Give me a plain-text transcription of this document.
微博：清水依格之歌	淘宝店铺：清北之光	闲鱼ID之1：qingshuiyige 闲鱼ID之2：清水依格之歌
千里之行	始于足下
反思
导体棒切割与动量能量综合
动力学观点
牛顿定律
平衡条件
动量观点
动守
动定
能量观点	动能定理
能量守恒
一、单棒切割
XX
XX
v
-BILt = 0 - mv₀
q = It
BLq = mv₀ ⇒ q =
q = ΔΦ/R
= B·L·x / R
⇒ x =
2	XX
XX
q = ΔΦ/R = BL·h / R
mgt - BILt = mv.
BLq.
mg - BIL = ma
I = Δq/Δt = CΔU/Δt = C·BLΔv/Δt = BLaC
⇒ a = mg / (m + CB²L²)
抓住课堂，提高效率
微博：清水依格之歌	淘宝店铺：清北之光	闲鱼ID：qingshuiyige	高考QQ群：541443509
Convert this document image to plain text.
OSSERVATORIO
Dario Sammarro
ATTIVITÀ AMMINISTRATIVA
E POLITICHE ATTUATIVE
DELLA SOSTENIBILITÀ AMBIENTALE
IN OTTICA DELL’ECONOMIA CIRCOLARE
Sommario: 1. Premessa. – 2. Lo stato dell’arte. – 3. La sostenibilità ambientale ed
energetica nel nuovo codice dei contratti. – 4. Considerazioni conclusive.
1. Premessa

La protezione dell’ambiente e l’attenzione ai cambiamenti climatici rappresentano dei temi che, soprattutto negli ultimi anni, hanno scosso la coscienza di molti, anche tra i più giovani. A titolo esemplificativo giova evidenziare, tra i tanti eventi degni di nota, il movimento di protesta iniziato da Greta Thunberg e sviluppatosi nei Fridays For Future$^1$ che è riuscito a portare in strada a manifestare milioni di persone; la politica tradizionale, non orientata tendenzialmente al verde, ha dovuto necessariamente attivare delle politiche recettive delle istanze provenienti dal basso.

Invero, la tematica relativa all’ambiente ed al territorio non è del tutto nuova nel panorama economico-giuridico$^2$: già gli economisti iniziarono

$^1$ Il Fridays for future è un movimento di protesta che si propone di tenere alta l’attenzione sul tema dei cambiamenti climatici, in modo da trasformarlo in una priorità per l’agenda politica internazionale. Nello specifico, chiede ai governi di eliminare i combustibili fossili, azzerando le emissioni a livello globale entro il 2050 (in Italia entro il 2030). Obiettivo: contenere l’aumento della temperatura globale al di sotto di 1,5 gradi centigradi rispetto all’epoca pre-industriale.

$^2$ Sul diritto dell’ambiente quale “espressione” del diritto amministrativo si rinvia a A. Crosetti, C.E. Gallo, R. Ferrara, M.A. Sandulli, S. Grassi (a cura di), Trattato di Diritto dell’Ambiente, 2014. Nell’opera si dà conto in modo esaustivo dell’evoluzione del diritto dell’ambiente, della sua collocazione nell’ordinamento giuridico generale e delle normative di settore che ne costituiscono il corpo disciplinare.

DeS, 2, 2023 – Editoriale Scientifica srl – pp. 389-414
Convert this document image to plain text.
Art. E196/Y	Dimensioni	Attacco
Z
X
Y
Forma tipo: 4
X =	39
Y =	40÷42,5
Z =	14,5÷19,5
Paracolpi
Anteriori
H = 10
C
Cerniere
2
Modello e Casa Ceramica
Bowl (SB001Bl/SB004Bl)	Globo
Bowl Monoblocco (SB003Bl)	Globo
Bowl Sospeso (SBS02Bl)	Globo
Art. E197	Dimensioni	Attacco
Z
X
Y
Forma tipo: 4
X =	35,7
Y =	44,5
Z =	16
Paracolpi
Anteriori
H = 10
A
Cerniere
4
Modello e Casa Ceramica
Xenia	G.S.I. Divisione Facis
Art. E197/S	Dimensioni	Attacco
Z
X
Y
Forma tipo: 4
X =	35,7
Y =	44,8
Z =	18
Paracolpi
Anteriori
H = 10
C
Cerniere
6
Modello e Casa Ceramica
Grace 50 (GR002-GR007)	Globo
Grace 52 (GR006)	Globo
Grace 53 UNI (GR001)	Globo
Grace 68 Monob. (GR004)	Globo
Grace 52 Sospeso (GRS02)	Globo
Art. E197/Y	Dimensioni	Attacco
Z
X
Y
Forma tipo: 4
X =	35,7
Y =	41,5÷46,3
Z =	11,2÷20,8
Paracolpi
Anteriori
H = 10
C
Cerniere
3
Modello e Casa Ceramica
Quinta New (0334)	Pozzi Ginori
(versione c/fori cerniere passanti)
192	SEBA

------

(WRITTEN EXERCISE) Reproduce each entry from the records above, character for character.

(SOLUTION TO THIS TASK)
Give me a plain-text transcription of this document.
微博：清水依格之歌	淘宝店铺：清北之光	闲鱼ID之1：qingshuiyige 闲鱼ID之2：清水依格之歌
千里之行	始于足下
反思
导体棒切割与动量能量综合
动力学观点
牛顿定律
平衡条件
动量观点
动守
动定
能量观点	动能定理
能量守恒
一、单棒切割
XX
XX
v
-BILt = 0 - mv₀
q = It
BLq = mv₀ ⇒ q =
q = ΔΦ/R
= B·L·x / R
⇒ x =
2	XX
XX
q = ΔΦ/R = BL·h / R
mgt - BILt = mv.
BLq.
mg - BIL = ma
I = Δq/Δt = CΔU/Δt = C·BLΔv/Δt = BLaC
⇒ a = mg / (m + CB²L²)
抓住课堂，提高效率
微博：清水依格之歌	淘宝店铺：清北之光	闲鱼ID：qingshuiyige	高考QQ群：541443509
Convert this document image to plain text.
OSSERVATORIO
Dario Sammarro
ATTIVITÀ AMMINISTRATIVA
E POLITICHE ATTUATIVE
DELLA SOSTENIBILITÀ AMBIENTALE
IN OTTICA DELL’ECONOMIA CIRCOLARE
Sommario: 1. Premessa. – 2. Lo stato dell’arte. – 3. La sostenibilità ambientale ed
energetica nel nuovo codice dei contratti. – 4. Considerazioni conclusive.
1. Premessa

La protezione dell’ambiente e l’attenzione ai cambiamenti climatici rappresentano dei temi che, soprattutto negli ultimi anni, hanno scosso la coscienza di molti, anche tra i più giovani. A titolo esemplificativo giova evidenziare, tra i tanti eventi degni di nota, il movimento di protesta iniziato da Greta Thunberg e sviluppatosi nei Fridays For Future$^1$ che è riuscito a portare in strada a manifestare milioni di persone; la politica tradizionale, non orientata tendenzialmente al verde, ha dovuto necessariamente attivare delle politiche recettive delle istanze provenienti dal basso.

Invero, la tematica relativa all’ambiente ed al territorio non è del tutto nuova nel panorama economico-giuridico$^2$: già gli economisti iniziarono

$^1$ Il Fridays for future è un movimento di protesta che si propone di tenere alta l’attenzione sul tema dei cambiamenti climatici, in modo da trasformarlo in una priorità per l’agenda politica internazionale. Nello specifico, chiede ai governi di eliminare i combustibili fossili, azzerando le emissioni a livello globale entro il 2050 (in Italia entro il 2030). Obiettivo: contenere l’aumento della temperatura globale al di sotto di 1,5 gradi centigradi rispetto all’epoca pre-industriale.

$^2$ Sul diritto dell’ambiente quale “espressione” del diritto amministrativo si rinvia a A. Crosetti, C.E. Gallo, R. Ferrara, M.A. Sandulli, S. Grassi (a cura di), Trattato di Diritto dell’Ambiente, 2014. Nell’opera si dà conto in modo esaustivo dell’evoluzione del diritto dell’ambiente, della sua collocazione nell’ordinamento giuridico generale e delle normative di settore che ne costituiscono il corpo disciplinare.

DeS, 2, 2023 – Editoriale Scientifica srl – pp. 389-414
Convert this document image to plain text.
Art. E196/Y	Dimensioni	Attacco
Z
X
Y
Forma tipo: 4
X =	39
Y =	40÷42,5
Z =	14,5÷19,5
Paracolpi
Anteriori
H = 10
C
Cerniere
2
Modello e Casa Ceramica
Bowl (SB001Bl/SB004Bl)	Globo
Bowl Monoblocco (SB003Bl)	Globo
Bowl Sospeso (SBS02Bl)	Globo
Art. E197	Dimensioni	Attacco
Z
X
Y
Forma tipo: 4
X =	35,7
Y =	44,5
Z =	16
Paracolpi
Anteriori
H = 10
A
Cerniere
4
Modello e Casa Ceramica
Xenia	G.S.I. Divisione Facis
Art. E197/S	Dimensioni	Attacco
Z
X
Y
Forma tipo: 4
X =	35,7
Y =	44,8
Z =	18
Paracolpi
Anteriori
H = 10
C
Cerniere
6
Modello e Casa Ceramica
Grace 50 (GR002-GR007)	Globo
Grace 52 (GR006)	Globo
Grace 53 UNI (GR001)	Globo
Grace 68 Monob. (GR004)	Globo
Grace 52 Sospeso (GRS02)	Globo
Art. E197/Y	Dimensioni	Attacco
Z
X
Y
Forma tipo: 4
X =	35,7
Y =	41,5÷46,3
Z =	11,2÷20,8
Paracolpi
Anteriori
H = 10
C
Cerniere
3
Modello e Casa Ceramica
Quinta New (0334)	Pozzi Ginori
(versione c/fori cerniere passanti)
192	SEBA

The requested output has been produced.